PROVIDED DATA:
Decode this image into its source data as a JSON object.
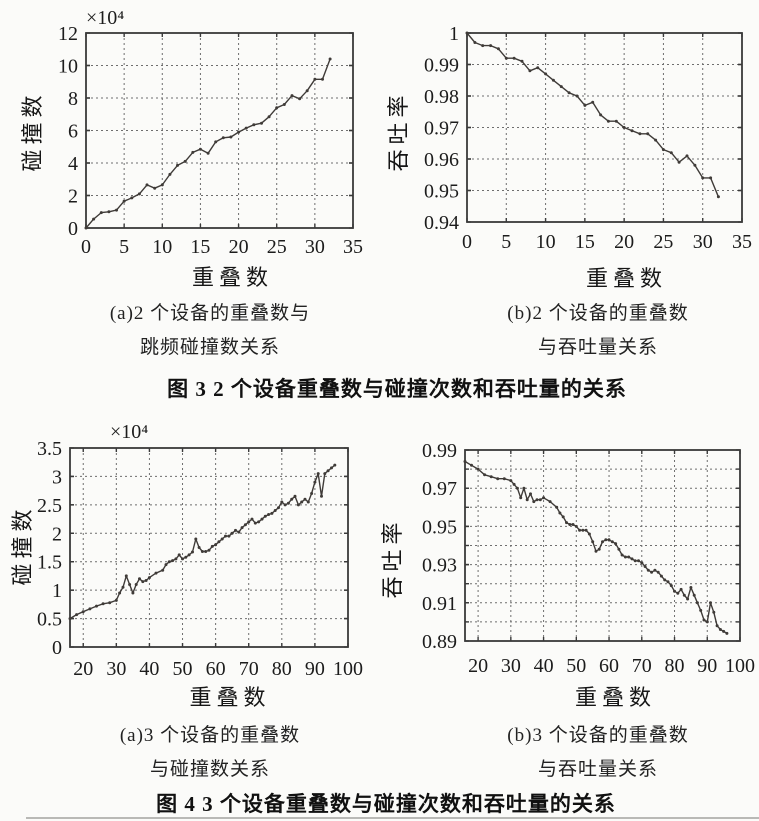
{
  "colors": {
    "line": "#3f3b38",
    "grid": "#6e6e6e",
    "frame": "#3a3a3a",
    "text": "#1c1c1c",
    "background": "#fbfbf9"
  },
  "figure3": {
    "sub_a": [
      "(a)2 个设备的重叠数与",
      "跳频碰撞数关系"
    ],
    "sub_b": [
      "(b)2 个设备的重叠数",
      "与吞吐量关系"
    ],
    "caption": "图 3  2 个设备重叠数与碰撞次数和吞吐量的关系"
  },
  "figure4": {
    "sub_a": [
      "(a)3 个设备的重叠数",
      "与碰撞数关系"
    ],
    "sub_b": [
      "(b)3 个设备的重叠数",
      "与吞吐量关系"
    ],
    "caption": "图 4  3 个设备重叠数与碰撞次数和吞吐量的关系"
  },
  "chart_data": [
    {
      "type": "line",
      "panel": "figure3-a",
      "xlabel": "重叠数",
      "ylabel": "碰撞数",
      "y_unit": "×10⁴",
      "xlim": [
        0,
        35
      ],
      "ylim": [
        0,
        12
      ],
      "xticks": [
        0,
        5,
        10,
        15,
        20,
        25,
        30,
        35
      ],
      "xtick_labels": [
        "0",
        "5",
        "10",
        "15",
        "20",
        "25",
        "30",
        "35"
      ],
      "yticks": [
        0,
        2,
        4,
        6,
        8,
        10,
        12
      ],
      "ytick_labels": [
        "0",
        "2",
        "4",
        "6",
        "8",
        "10",
        "12"
      ],
      "xgrid": [
        5,
        10,
        15,
        20,
        25,
        30
      ],
      "ygrid": [
        2,
        4,
        6,
        8,
        10
      ],
      "grid": "dashed",
      "x": [
        0,
        1,
        2,
        3,
        4,
        5,
        6,
        7,
        8,
        9,
        10,
        11,
        12,
        13,
        14,
        15,
        16,
        17,
        18,
        19,
        20,
        21,
        22,
        23,
        24,
        25,
        26,
        27,
        28,
        29,
        30,
        31,
        32
      ],
      "y": [
        0,
        0.55,
        0.95,
        1.0,
        1.1,
        1.65,
        1.85,
        2.1,
        2.65,
        2.45,
        2.65,
        3.3,
        3.85,
        4.1,
        4.65,
        4.85,
        4.6,
        5.3,
        5.55,
        5.6,
        5.9,
        6.15,
        6.35,
        6.45,
        6.85,
        7.4,
        7.6,
        8.15,
        7.95,
        8.45,
        9.15,
        9.15,
        10.4
      ]
    },
    {
      "type": "line",
      "panel": "figure3-b",
      "xlabel": "重叠数",
      "ylabel": "吞吐率",
      "y_unit": "",
      "xlim": [
        0,
        35
      ],
      "ylim": [
        0.94,
        1.0
      ],
      "xticks": [
        0,
        5,
        10,
        15,
        20,
        25,
        30,
        35
      ],
      "xtick_labels": [
        "0",
        "5",
        "10",
        "15",
        "20",
        "25",
        "30",
        "35"
      ],
      "yticks": [
        0.94,
        0.95,
        0.96,
        0.97,
        0.98,
        0.99,
        1.0
      ],
      "ytick_labels": [
        "0.94",
        "0.95",
        "0.96",
        "0.97",
        "0.98",
        "0.99",
        "1"
      ],
      "xgrid": [
        5,
        10,
        15,
        20,
        25,
        30
      ],
      "ygrid": [
        0.95,
        0.96,
        0.97,
        0.98,
        0.99
      ],
      "grid": "dashed",
      "x": [
        0,
        1,
        2,
        3,
        4,
        5,
        6,
        7,
        8,
        9,
        10,
        11,
        12,
        13,
        14,
        15,
        16,
        17,
        18,
        19,
        20,
        21,
        22,
        23,
        24,
        25,
        26,
        27,
        28,
        29,
        30,
        31,
        32
      ],
      "y": [
        1.0,
        0.997,
        0.996,
        0.996,
        0.995,
        0.992,
        0.992,
        0.991,
        0.988,
        0.989,
        0.987,
        0.985,
        0.983,
        0.981,
        0.98,
        0.977,
        0.978,
        0.974,
        0.972,
        0.972,
        0.97,
        0.969,
        0.968,
        0.968,
        0.966,
        0.963,
        0.962,
        0.959,
        0.961,
        0.958,
        0.954,
        0.954,
        0.948
      ]
    },
    {
      "type": "line",
      "panel": "figure4-a",
      "xlabel": "重叠数",
      "ylabel": "碰撞数",
      "y_unit": "×10⁴",
      "xlim": [
        16,
        100
      ],
      "ylim": [
        0,
        3.5
      ],
      "xticks": [
        20,
        30,
        40,
        50,
        60,
        70,
        80,
        90,
        100
      ],
      "xtick_labels": [
        "20",
        "30",
        "40",
        "50",
        "60",
        "70",
        "80",
        "90",
        "100"
      ],
      "yticks": [
        0,
        0.5,
        1,
        1.5,
        2,
        2.5,
        3,
        3.5
      ],
      "ytick_labels": [
        "0",
        "0.5",
        "1",
        "1.5",
        "2",
        "2.5",
        "3",
        "3.5"
      ],
      "xgrid": [
        20,
        30,
        40,
        50,
        60,
        70,
        80,
        90
      ],
      "ygrid": [
        0.5,
        1,
        1.5,
        2,
        2.5,
        3
      ],
      "grid": "dashed",
      "x": [
        16,
        18,
        20,
        22,
        24,
        26,
        28,
        30,
        31,
        32,
        33,
        34,
        35,
        36,
        37,
        38,
        39,
        40,
        42,
        44,
        45,
        46,
        47,
        48,
        49,
        50,
        51,
        52,
        53,
        54,
        55,
        56,
        57,
        58,
        59,
        60,
        61,
        62,
        63,
        64,
        65,
        66,
        67,
        68,
        69,
        70,
        71,
        72,
        73,
        74,
        75,
        76,
        77,
        78,
        79,
        80,
        81,
        82,
        83,
        84,
        85,
        86,
        87,
        88,
        89,
        90,
        91,
        92,
        93,
        94,
        95,
        96
      ],
      "y": [
        0.5,
        0.57,
        0.62,
        0.67,
        0.72,
        0.76,
        0.78,
        0.82,
        0.95,
        1.05,
        1.25,
        1.1,
        0.95,
        1.1,
        1.2,
        1.15,
        1.17,
        1.22,
        1.3,
        1.35,
        1.45,
        1.5,
        1.52,
        1.55,
        1.62,
        1.55,
        1.58,
        1.62,
        1.67,
        1.9,
        1.75,
        1.68,
        1.68,
        1.7,
        1.77,
        1.8,
        1.85,
        1.9,
        1.95,
        1.95,
        2.0,
        2.05,
        2.02,
        2.1,
        2.15,
        2.2,
        2.25,
        2.18,
        2.2,
        2.25,
        2.3,
        2.33,
        2.35,
        2.4,
        2.45,
        2.55,
        2.5,
        2.53,
        2.6,
        2.65,
        2.5,
        2.55,
        2.6,
        2.55,
        2.7,
        2.9,
        3.05,
        2.65,
        3.05,
        3.1,
        3.15,
        3.2
      ]
    },
    {
      "type": "line",
      "panel": "figure4-b",
      "xlabel": "重叠数",
      "ylabel": "吞吐率",
      "y_unit": "",
      "xlim": [
        16,
        100
      ],
      "ylim": [
        0.89,
        0.99
      ],
      "xticks": [
        20,
        30,
        40,
        50,
        60,
        70,
        80,
        90,
        100
      ],
      "xtick_labels": [
        "20",
        "30",
        "40",
        "50",
        "60",
        "70",
        "80",
        "90",
        "100"
      ],
      "yticks": [
        0.89,
        0.91,
        0.93,
        0.95,
        0.97,
        0.99
      ],
      "ytick_labels": [
        "0.89",
        "0.91",
        "0.93",
        "0.95",
        "0.97",
        "0.99"
      ],
      "xgrid": [
        20,
        30,
        40,
        50,
        60,
        70,
        80,
        90
      ],
      "ygrid": [
        0.9,
        0.91,
        0.92,
        0.93,
        0.94,
        0.95,
        0.96,
        0.97,
        0.98
      ],
      "grid": "dashed",
      "x": [
        16,
        18,
        20,
        22,
        24,
        26,
        28,
        30,
        31,
        32,
        33,
        34,
        35,
        36,
        37,
        38,
        39,
        40,
        42,
        44,
        45,
        46,
        47,
        48,
        49,
        50,
        51,
        52,
        53,
        54,
        55,
        56,
        57,
        58,
        59,
        60,
        61,
        62,
        63,
        64,
        65,
        66,
        67,
        68,
        69,
        70,
        71,
        72,
        73,
        74,
        75,
        76,
        77,
        78,
        79,
        80,
        81,
        82,
        83,
        84,
        85,
        86,
        87,
        88,
        89,
        90,
        91,
        92,
        93,
        94,
        95,
        96
      ],
      "y": [
        0.984,
        0.982,
        0.98,
        0.977,
        0.976,
        0.975,
        0.975,
        0.974,
        0.972,
        0.97,
        0.965,
        0.97,
        0.964,
        0.967,
        0.963,
        0.964,
        0.964,
        0.965,
        0.963,
        0.96,
        0.957,
        0.955,
        0.952,
        0.951,
        0.951,
        0.95,
        0.948,
        0.948,
        0.948,
        0.946,
        0.942,
        0.937,
        0.938,
        0.942,
        0.943,
        0.943,
        0.942,
        0.941,
        0.938,
        0.935,
        0.934,
        0.934,
        0.933,
        0.932,
        0.932,
        0.931,
        0.929,
        0.927,
        0.926,
        0.927,
        0.926,
        0.924,
        0.922,
        0.921,
        0.919,
        0.916,
        0.915,
        0.917,
        0.914,
        0.912,
        0.918,
        0.914,
        0.91,
        0.906,
        0.901,
        0.9,
        0.91,
        0.905,
        0.898,
        0.896,
        0.895,
        0.894
      ]
    }
  ]
}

TASK OBJECTIVE: Of the lines above, how many contain the word "caption"? Provide the number and nothing else.

ANSWER TO THIS PROBLEM: 2